■ Source passage:
** BEGIN **
Despite this, I refuse to see myself as a victim and urge anyone who has faced similar circumstances to do the same. We are survivors, our experiences shaping us but not defining us.
The sting of abandonment and rejection might have scarred my past, but they aren't the hues with which I paint my future. Life, in its beautiful complexity, is a journey of continuous evolution and growth, and I have chosen to learn from my experiences rather than be hindered by them.
Today, I stand on the threshold of an exciting new chapter. My wife is expecting our first child, baby Leo, in less than a month. The anticipation elicits a whirlwind of emotions: joy, excitement, fear, and, most importantly, determination.
Determined not to reiterate the errors of the past, I am resolute in being a present, loving, and nurturing father. I aspire to imbue Leo with the same values of hard work and perseverance that Bob taught me. Above all, I want him to grow up secure, knowing his father loves him unconditionally.
I salute you to all the dads out there doing their best, showing up daily for their children, not being perfect but striving ideally. Your dedication, love, and strength are acknowledged and appreciated.
Come next year, I'll be commemorating my first Father's Day. It's not the cards or gifts I eagerly anticipate but the invaluable opportunity to be a dad, to shape a life, and to love with all my heart. That, for me, encapsulates the essence of Father's Day.
** END **
■ Information provided:
** BEGIN **
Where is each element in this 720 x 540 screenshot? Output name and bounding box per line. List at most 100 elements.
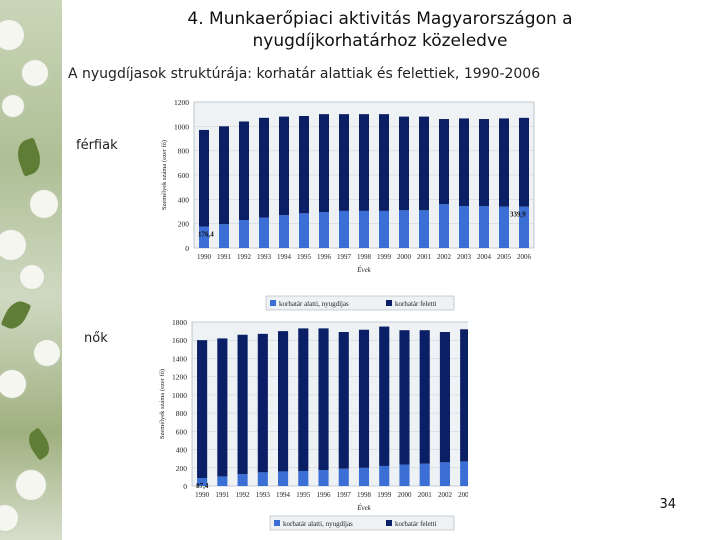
bar-lower	[519, 206, 529, 248]
title-line-2: nyugdíjkorhatárhoz közeledve	[252, 31, 508, 51]
bar-upper	[460, 329, 468, 462]
bar-lower	[479, 206, 489, 248]
bar-upper	[318, 328, 329, 471]
men-chart: 0 200 400 600 800 1000 1200 1990 1991 1992 1993 199…	[161, 98, 535, 311]
bar-lower	[237, 474, 248, 486]
y-axis-label: Személyek száma (ezer fő)	[161, 140, 168, 210]
x-axis-label: Évek	[356, 266, 371, 274]
x-tick-label: 2001	[418, 491, 433, 499]
bar-upper	[217, 338, 228, 477]
bar-upper	[419, 116, 429, 211]
y-tick-label: 600	[176, 427, 188, 436]
bar-lower	[358, 467, 370, 486]
bar-upper	[399, 116, 409, 211]
bar-upper	[499, 118, 509, 207]
bar-upper	[197, 340, 208, 479]
y-tick-label: 1200	[174, 98, 189, 107]
bar-lower	[219, 224, 229, 248]
x-tick-label: 1995	[296, 491, 311, 499]
y-tick-label: 1800	[172, 318, 187, 327]
x-tick-label: 1992	[236, 491, 251, 499]
bar-upper	[419, 330, 430, 464]
x-tick-label: 2006	[517, 253, 532, 261]
x-tick-label: 1999	[377, 253, 392, 261]
x-tick-label: 1994	[276, 491, 291, 499]
y-tick-label: 800	[176, 409, 188, 418]
y-tick-label: 1000	[174, 122, 189, 131]
x-tick-label: 1990	[195, 491, 210, 499]
y-tick-label: 0	[185, 244, 189, 253]
bar-upper	[278, 331, 289, 472]
bar-upper	[279, 116, 289, 216]
y-tick-label: 1200	[172, 373, 187, 382]
y-tick-label: 0	[183, 482, 187, 491]
bar-lower	[419, 463, 430, 486]
bar-lower	[259, 217, 269, 248]
page-number: 34	[659, 497, 676, 512]
x-tick-label: 2003	[457, 253, 472, 261]
y-tick-label: 1400	[172, 354, 187, 363]
legend-swatch-upper	[386, 300, 392, 306]
bar-lower	[399, 464, 410, 486]
legend-label-upper: korhatár feletti	[395, 300, 436, 308]
x-tick-label: 2004	[477, 253, 492, 261]
x-tick-label: 1998	[357, 253, 372, 261]
x-tick-label: 1995	[297, 253, 312, 261]
legend-box	[269, 515, 455, 531]
slide-title: 4. Munkaerőpiaci aktivitás Magyarországo…	[70, 8, 690, 52]
bar-upper	[379, 114, 389, 211]
bar-upper	[439, 119, 449, 205]
flower-photo-strip	[0, 0, 62, 540]
data-label: 87,4	[196, 482, 209, 490]
slide-subtitle: A nyugdíjasok struktúrája: korhatár alat…	[68, 66, 541, 82]
label-men: férfiak	[76, 138, 118, 153]
bar-lower	[419, 210, 429, 248]
bar-upper	[298, 328, 309, 471]
x-tick-label: 1996	[317, 253, 332, 261]
y-tick-label: 400	[178, 195, 190, 204]
x-tick-label: 2002	[438, 491, 453, 499]
y-tick-label: 200	[178, 220, 190, 229]
bar-lower	[278, 471, 289, 486]
x-tick-label: 1992	[237, 253, 252, 261]
y-tick-label: 400	[176, 446, 188, 455]
x-tick-label: 2001	[417, 253, 432, 261]
bar-upper	[379, 326, 390, 466]
x-axis-label: Évek	[356, 504, 371, 512]
bar-upper	[239, 121, 249, 221]
legend-swatch-lower	[274, 520, 280, 526]
bar-upper	[359, 114, 369, 211]
bar-upper	[358, 329, 370, 468]
x-tick-label: 1991	[217, 253, 232, 261]
legend-box	[265, 295, 455, 311]
bar-upper	[299, 115, 309, 214]
bar-lower	[499, 206, 509, 248]
bar-upper	[339, 114, 349, 211]
y-tick-label: 800	[178, 147, 190, 156]
y-tick-label: 200	[176, 464, 188, 473]
x-tick-label: 1993	[256, 491, 271, 499]
bar-upper	[199, 129, 209, 227]
x-tick-label: 1996	[317, 491, 332, 499]
x-tick-label: 2000	[397, 253, 412, 261]
x-tick-label: 1994	[277, 253, 292, 261]
bar-lower	[319, 212, 329, 248]
bar-lower	[279, 215, 289, 248]
x-tick-label: 1998	[357, 491, 372, 499]
bar-lower	[197, 478, 208, 486]
x-tick-label: 1993	[257, 253, 272, 261]
bar-lower	[339, 210, 349, 248]
bar-lower	[379, 465, 390, 486]
bar-upper	[237, 334, 248, 475]
bar-upper	[399, 330, 410, 465]
legend-label-upper: korhatár feletti	[395, 520, 436, 528]
bar-lower	[460, 461, 468, 486]
bar-upper	[459, 118, 469, 207]
x-tick-label: 1997	[337, 491, 352, 499]
bar-lower	[459, 206, 469, 248]
y-tick-label: 1000	[172, 391, 187, 400]
bar-lower	[359, 210, 369, 248]
y-axis-label: Személyek száma (ezer fő)	[159, 369, 166, 439]
bar-upper	[319, 114, 329, 213]
bar-upper	[439, 332, 450, 463]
** END **
■ Requirements:
(a) In the passage on fatherhood, what name has been chosen for the baby the writer's wife is expecting?
(b) Return the stretch of the passage on fatherhood from "Today, I stand" through "most importantly, determination.", copied word for word.

■ Answers to the exercises:
(a) Leo

(b)
Today, I stand on the threshold of an exciting new chapter. My wife is expecting our first child, baby Leo, in less than a month. The anticipation elicits a whirlwind of emotions: joy, excitement, fear, and, most importantly, determination.